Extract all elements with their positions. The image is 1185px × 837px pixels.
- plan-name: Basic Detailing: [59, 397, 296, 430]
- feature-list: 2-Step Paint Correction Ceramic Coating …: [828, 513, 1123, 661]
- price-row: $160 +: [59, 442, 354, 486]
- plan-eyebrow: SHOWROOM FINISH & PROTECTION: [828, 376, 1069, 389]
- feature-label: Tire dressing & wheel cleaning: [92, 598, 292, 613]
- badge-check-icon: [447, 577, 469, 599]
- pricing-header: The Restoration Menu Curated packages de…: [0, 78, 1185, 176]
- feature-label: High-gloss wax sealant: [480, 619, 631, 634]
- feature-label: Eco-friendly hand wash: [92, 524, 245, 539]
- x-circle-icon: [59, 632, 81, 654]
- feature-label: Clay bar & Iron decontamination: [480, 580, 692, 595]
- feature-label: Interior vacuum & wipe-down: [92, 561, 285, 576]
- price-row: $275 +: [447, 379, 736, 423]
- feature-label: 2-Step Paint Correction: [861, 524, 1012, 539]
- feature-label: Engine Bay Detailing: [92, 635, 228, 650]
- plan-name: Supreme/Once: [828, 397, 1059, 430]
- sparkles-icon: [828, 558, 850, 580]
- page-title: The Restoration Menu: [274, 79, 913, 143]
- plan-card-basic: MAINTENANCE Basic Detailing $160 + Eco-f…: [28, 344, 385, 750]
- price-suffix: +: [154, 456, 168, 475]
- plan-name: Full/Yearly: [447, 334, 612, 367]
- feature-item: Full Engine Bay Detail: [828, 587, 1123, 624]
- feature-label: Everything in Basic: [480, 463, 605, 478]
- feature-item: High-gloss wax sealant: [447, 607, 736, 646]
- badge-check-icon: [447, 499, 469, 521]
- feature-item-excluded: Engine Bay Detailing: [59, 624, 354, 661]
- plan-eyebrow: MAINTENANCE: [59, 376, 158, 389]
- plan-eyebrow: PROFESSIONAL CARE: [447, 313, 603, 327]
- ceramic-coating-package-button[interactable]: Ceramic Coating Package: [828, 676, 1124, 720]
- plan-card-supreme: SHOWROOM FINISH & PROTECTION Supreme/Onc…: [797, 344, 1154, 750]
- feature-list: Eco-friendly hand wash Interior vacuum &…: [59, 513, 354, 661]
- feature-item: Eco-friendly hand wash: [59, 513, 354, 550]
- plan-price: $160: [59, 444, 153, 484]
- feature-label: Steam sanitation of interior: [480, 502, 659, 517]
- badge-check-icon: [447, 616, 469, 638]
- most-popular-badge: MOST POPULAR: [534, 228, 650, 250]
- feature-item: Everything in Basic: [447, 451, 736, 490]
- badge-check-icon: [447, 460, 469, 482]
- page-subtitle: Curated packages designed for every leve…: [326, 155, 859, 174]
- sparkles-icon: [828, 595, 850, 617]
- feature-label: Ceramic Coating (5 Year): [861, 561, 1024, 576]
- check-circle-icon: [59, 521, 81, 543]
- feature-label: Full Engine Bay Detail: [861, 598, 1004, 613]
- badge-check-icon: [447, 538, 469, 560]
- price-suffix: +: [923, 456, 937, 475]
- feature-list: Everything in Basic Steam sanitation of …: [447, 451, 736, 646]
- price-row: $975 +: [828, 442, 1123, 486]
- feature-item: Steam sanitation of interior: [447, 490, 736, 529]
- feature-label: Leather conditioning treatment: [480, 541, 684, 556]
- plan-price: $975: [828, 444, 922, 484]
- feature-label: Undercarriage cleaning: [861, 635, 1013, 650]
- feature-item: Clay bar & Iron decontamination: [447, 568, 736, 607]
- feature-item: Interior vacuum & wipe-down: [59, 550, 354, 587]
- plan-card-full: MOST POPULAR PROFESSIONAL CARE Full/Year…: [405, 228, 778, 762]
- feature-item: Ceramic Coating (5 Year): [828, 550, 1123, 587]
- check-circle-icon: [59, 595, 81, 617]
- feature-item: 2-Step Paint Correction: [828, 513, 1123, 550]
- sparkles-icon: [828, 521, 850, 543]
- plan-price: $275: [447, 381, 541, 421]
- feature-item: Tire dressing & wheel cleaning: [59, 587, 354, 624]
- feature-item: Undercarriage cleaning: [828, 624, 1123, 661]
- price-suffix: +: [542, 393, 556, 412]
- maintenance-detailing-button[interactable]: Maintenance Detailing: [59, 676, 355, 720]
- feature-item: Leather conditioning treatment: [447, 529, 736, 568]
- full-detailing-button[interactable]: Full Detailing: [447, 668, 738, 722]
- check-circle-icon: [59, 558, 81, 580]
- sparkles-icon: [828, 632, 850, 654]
___
THE TASK: Can you repeat all of the data above, line by line and with no changes?

COMPLETE OUTPUT:
Extract all elements with their positions. The image is 1185px × 837px pixels.
- plan-name: Basic Detailing: [59, 397, 296, 430]
- feature-list: 2-Step Paint Correction Ceramic Coating …: [828, 513, 1123, 661]
- price-row: $160 +: [59, 442, 354, 486]
- plan-eyebrow: SHOWROOM FINISH & PROTECTION: [828, 376, 1069, 389]
- feature-label: Tire dressing & wheel cleaning: [92, 598, 292, 613]
- badge-check-icon: [447, 577, 469, 599]
- pricing-header: The Restoration Menu Curated packages de…: [0, 78, 1185, 176]
- feature-label: High-gloss wax sealant: [480, 619, 631, 634]
- feature-label: Eco-friendly hand wash: [92, 524, 245, 539]
- x-circle-icon: [59, 632, 81, 654]
- feature-label: Clay bar & Iron decontamination: [480, 580, 692, 595]
- feature-label: Interior vacuum & wipe-down: [92, 561, 285, 576]
- price-row: $275 +: [447, 379, 736, 423]
- feature-label: 2-Step Paint Correction: [861, 524, 1012, 539]
- feature-label: Engine Bay Detailing: [92, 635, 228, 650]
- plan-name: Supreme/Once: [828, 397, 1059, 430]
- sparkles-icon: [828, 558, 850, 580]
- page-title: The Restoration Menu: [274, 79, 913, 143]
- plan-card-basic: MAINTENANCE Basic Detailing $160 + Eco-f…: [28, 344, 385, 750]
- price-suffix: +: [154, 456, 168, 475]
- plan-name: Full/Yearly: [447, 334, 612, 367]
- feature-item: Full Engine Bay Detail: [828, 587, 1123, 624]
- feature-label: Everything in Basic: [480, 463, 605, 478]
- feature-item: High-gloss wax sealant: [447, 607, 736, 646]
- badge-check-icon: [447, 499, 469, 521]
- feature-item-excluded: Engine Bay Detailing: [59, 624, 354, 661]
- plan-eyebrow: MAINTENANCE: [59, 376, 158, 389]
- plan-eyebrow: PROFESSIONAL CARE: [447, 313, 603, 327]
- ceramic-coating-package-button[interactable]: Ceramic Coating Package: [828, 676, 1124, 720]
- plan-card-supreme: SHOWROOM FINISH & PROTECTION Supreme/Onc…: [797, 344, 1154, 750]
- feature-list: Eco-friendly hand wash Interior vacuum &…: [59, 513, 354, 661]
- feature-item: Eco-friendly hand wash: [59, 513, 354, 550]
- plan-price: $160: [59, 444, 153, 484]
- feature-label: Steam sanitation of interior: [480, 502, 659, 517]
- badge-check-icon: [447, 616, 469, 638]
- most-popular-badge: MOST POPULAR: [534, 228, 650, 250]
- feature-item: Everything in Basic: [447, 451, 736, 490]
- badge-check-icon: [447, 460, 469, 482]
- page-subtitle: Curated packages designed for every leve…: [326, 155, 859, 174]
- sparkles-icon: [828, 595, 850, 617]
- feature-label: Ceramic Coating (5 Year): [861, 561, 1024, 576]
- check-circle-icon: [59, 521, 81, 543]
- feature-label: Full Engine Bay Detail: [861, 598, 1004, 613]
- badge-check-icon: [447, 538, 469, 560]
- price-suffix: +: [923, 456, 937, 475]
- feature-list: Everything in Basic Steam sanitation of …: [447, 451, 736, 646]
- price-row: $975 +: [828, 442, 1123, 486]
- feature-item: Steam sanitation of interior: [447, 490, 736, 529]
- feature-label: Leather conditioning treatment: [480, 541, 684, 556]
- plan-price: $975: [828, 444, 922, 484]
- feature-label: Undercarriage cleaning: [861, 635, 1013, 650]
- feature-item: Clay bar & Iron decontamination: [447, 568, 736, 607]
- feature-item: Interior vacuum & wipe-down: [59, 550, 354, 587]
- plan-card-full: MOST POPULAR PROFESSIONAL CARE Full/Year…: [405, 228, 778, 762]
- feature-item: Ceramic Coating (5 Year): [828, 550, 1123, 587]
- check-circle-icon: [59, 595, 81, 617]
- feature-item: 2-Step Paint Correction: [828, 513, 1123, 550]
- sparkles-icon: [828, 521, 850, 543]
- plan-price: $275: [447, 381, 541, 421]
- feature-item: Tire dressing & wheel cleaning: [59, 587, 354, 624]
- feature-item: Undercarriage cleaning: [828, 624, 1123, 661]
- price-suffix: +: [542, 393, 556, 412]
- maintenance-detailing-button[interactable]: Maintenance Detailing: [59, 676, 355, 720]
- feature-item: Leather conditioning treatment: [447, 529, 736, 568]
- full-detailing-button[interactable]: Full Detailing: [447, 668, 738, 722]
- check-circle-icon: [59, 558, 81, 580]
- sparkles-icon: [828, 632, 850, 654]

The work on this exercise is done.